### Что сделать
1. Ответьте по тексту страницы на вопросы:
(а) Что Нина Яковлевна подала Петру к столу?
(б) Как соседи в шутку называли Комарова?
(в) Где, по словам Татьяны Семеновны, Петя целыми днями не расставался с удочкой?
2. Как Комаров, судя по тексту страницы, объясняет, почему он ест мелкую рыбешку? Ответьте в одном–трех предложениях.

### Текст страницы
____________________

— Не могу привыкнуть к новому месту, Михалыч, — говорил он, — прежнего пейзажа нет. Стоят под окном чахлые, запыленные деревца, заслоняя солнце. Машины снуют по сто штук в минуту. И пишется плохо.
Я понимал Комарова. Здоровье его с каждым годом становилось хуже. Ездить далеко нельзя, а без общения с любимой дальневосточной природой поэт не мог жить.
...Нина Яковлевна пригласила к столу. Петру принесла на сковородке поджаренную на подсолнечном масле мелкую рыбешку, мне — два куска отварной кеты с картошкой.
— А ты, Степаныч, все еще мелкоту ешь. И чаю, вероятно, тоже не пьешь.
Когда я жил у него на Серышевой, он хлебал один кипяток из кружки и то, кажется, без сахара.
Комаров усмехнулся, прищурившись, посмотрел на меня:
— Так ведь таежник я и рыбак. А настоящие рыбаки, между прочим, только мелкую рыбку и едят.
Тайгу знал он с детства, а рыбак был отменный. Нина Яковлевна как-то рассказывала, что в годы войны, когда с продуктами было туговато, рыба в доме у них не переводилась. Сходит Петр на Амур, посидит с закидушкой или махалочкой, и, глядишь, ведерко щук и косаток есть.
Недаром соседи в шутку называли Комарова рыбным колдуном.
— Наш Петенька с малолетства рыбалит, — замечает Татьяна Семеновна. — Когда мы жили на Зее, он по целым дням с удочкой не расставался.
Петр, жуя свою рыбешку вместе с косточками, хмурится, жмется.

____________________

### Исходные данные
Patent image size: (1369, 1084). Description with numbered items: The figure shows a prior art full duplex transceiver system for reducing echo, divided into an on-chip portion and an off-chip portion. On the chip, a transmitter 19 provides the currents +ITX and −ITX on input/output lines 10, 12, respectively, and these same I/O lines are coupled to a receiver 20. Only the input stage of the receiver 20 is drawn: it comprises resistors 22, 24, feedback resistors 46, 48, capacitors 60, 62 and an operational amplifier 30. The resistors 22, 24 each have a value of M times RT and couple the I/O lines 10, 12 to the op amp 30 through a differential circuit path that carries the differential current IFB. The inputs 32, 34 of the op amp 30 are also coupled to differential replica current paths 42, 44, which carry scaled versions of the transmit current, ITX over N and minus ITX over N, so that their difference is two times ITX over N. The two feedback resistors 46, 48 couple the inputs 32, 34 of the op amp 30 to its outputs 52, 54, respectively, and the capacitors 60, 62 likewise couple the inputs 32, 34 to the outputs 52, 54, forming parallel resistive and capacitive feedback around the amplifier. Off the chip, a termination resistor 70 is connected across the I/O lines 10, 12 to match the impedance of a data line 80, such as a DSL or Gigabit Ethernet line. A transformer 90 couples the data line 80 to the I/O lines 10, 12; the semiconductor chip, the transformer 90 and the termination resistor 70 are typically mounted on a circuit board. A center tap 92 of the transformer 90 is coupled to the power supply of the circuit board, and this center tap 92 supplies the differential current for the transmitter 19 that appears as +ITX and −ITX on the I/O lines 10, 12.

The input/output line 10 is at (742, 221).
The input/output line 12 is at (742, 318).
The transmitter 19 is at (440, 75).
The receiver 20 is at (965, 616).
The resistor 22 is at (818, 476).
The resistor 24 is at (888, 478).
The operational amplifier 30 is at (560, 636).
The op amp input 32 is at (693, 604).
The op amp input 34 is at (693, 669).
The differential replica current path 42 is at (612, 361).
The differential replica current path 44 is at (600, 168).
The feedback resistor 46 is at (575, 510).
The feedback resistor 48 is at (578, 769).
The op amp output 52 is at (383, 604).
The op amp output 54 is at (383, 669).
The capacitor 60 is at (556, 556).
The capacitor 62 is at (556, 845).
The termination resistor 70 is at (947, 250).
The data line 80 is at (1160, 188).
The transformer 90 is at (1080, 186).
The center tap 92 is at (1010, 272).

____________________

### Ответы
1.
(а) Мелкую рыбешку, поджаренную на подсолнечном масле, на сковородке.
(б) Рыбным колдуном.
(в) На Зее, когда они там жили.

2. Комаров говорит, что он таежник и рыбак. По его словам, настоящие рыбаки едят только мелкую рыбку.